◆ **AIM OF THE EXERCISE**
Show each line that has the string "Completion" in it.

◆ **AVAILABLE DATA**
"""

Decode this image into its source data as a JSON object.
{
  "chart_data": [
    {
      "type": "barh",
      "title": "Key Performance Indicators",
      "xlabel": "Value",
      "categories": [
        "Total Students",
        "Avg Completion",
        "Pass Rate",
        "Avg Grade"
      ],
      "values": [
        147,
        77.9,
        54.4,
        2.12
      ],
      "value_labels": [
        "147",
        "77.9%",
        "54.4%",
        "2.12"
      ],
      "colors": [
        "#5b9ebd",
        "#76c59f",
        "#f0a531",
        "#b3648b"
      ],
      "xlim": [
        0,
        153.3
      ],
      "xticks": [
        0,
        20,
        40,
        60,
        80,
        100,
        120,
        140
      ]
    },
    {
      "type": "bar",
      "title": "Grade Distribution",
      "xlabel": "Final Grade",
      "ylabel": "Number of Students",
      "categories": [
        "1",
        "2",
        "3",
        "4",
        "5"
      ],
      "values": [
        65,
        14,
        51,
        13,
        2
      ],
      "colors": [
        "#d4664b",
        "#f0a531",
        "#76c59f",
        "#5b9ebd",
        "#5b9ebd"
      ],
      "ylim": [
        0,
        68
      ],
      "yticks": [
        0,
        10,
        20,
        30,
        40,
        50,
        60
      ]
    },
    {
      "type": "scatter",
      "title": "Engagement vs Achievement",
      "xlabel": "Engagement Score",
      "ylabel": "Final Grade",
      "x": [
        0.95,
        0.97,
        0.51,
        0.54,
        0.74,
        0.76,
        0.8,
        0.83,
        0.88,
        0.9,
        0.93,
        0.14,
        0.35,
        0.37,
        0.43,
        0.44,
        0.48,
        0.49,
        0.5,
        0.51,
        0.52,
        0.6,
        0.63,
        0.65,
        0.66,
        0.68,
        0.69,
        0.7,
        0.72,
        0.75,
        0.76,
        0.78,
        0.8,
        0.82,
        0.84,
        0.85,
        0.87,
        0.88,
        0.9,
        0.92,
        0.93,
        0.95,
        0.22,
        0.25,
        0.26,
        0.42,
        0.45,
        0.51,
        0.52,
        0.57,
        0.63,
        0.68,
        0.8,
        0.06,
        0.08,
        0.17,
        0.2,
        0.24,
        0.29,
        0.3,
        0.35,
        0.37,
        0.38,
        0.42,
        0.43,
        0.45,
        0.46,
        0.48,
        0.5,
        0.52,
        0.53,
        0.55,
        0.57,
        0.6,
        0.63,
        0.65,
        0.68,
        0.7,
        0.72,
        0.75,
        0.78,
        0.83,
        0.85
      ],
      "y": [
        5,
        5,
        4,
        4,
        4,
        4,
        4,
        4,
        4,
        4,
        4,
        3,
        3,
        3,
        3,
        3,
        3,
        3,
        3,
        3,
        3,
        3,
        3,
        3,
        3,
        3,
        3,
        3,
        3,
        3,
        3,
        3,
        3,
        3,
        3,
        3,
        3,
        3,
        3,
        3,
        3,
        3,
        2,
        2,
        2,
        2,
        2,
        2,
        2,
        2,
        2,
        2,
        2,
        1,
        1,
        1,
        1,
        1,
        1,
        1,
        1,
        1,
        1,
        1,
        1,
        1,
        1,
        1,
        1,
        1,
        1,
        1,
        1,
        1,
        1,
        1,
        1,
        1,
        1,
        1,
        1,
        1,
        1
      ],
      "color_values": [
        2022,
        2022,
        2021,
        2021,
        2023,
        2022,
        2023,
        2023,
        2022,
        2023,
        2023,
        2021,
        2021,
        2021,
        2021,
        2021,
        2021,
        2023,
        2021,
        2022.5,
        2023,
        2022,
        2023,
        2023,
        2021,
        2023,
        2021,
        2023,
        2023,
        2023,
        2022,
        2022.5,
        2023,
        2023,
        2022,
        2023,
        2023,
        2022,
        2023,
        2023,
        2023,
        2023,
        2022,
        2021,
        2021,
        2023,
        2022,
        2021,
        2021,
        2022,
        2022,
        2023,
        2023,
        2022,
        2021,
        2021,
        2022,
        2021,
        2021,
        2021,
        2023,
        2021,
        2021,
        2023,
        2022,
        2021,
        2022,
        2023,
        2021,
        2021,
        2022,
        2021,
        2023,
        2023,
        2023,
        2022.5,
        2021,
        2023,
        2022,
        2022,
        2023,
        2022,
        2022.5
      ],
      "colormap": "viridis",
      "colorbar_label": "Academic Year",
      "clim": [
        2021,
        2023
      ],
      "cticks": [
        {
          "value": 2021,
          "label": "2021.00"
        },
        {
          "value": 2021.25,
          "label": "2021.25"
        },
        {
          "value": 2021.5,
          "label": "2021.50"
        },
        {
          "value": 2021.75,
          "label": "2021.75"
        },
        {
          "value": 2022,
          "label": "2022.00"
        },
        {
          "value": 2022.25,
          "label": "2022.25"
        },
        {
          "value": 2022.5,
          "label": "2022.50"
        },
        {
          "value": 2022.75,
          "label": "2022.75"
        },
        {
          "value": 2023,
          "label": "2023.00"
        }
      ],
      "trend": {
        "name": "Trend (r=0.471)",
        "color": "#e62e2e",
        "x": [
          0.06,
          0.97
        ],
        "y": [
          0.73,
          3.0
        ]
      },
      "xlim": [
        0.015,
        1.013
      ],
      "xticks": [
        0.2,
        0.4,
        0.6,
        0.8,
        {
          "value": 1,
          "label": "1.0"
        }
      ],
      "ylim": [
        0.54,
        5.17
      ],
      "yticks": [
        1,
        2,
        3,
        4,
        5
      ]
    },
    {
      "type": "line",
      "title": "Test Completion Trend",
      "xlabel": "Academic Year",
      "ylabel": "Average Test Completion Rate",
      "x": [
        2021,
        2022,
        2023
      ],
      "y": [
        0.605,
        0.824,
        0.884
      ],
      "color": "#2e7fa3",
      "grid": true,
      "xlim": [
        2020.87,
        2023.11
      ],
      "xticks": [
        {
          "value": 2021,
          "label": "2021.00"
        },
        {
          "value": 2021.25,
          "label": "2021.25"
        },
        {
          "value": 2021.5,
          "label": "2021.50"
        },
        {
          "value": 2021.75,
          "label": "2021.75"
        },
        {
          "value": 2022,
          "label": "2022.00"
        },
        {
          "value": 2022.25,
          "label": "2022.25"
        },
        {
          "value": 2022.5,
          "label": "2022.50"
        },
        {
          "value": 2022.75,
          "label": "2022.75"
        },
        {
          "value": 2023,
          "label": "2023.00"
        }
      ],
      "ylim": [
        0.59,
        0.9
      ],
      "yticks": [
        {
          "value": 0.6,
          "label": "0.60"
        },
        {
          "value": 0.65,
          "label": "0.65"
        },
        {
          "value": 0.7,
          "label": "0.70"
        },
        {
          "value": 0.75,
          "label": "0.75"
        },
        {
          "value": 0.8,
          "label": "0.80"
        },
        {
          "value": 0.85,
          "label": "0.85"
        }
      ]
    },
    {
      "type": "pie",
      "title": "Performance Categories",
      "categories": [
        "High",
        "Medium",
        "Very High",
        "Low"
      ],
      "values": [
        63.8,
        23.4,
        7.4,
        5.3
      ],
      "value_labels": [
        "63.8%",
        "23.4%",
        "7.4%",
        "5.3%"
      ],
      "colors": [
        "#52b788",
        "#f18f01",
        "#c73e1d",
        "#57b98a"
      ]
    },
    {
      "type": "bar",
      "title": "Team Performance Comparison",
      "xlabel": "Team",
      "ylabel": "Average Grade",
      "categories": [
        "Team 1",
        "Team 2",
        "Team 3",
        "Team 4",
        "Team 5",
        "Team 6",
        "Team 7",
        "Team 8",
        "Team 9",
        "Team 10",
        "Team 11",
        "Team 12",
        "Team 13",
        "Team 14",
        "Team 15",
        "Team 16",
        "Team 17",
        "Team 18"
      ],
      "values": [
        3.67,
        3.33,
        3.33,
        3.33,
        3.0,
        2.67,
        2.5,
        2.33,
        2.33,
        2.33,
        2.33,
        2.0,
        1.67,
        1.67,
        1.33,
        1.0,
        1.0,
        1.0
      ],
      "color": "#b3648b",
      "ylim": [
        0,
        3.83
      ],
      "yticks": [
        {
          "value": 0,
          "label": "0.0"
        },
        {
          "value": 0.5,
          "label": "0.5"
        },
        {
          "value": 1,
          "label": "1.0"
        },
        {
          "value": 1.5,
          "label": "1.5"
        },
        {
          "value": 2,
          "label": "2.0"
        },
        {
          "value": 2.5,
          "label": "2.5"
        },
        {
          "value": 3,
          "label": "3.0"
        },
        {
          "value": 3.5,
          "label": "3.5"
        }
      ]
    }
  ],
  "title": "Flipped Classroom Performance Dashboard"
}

"""

◆ **SOLVED PROBLEM**
        "Avg Completion",
      "title": "Test Completion Trend",
      "ylabel": "Average Test Completion Rate",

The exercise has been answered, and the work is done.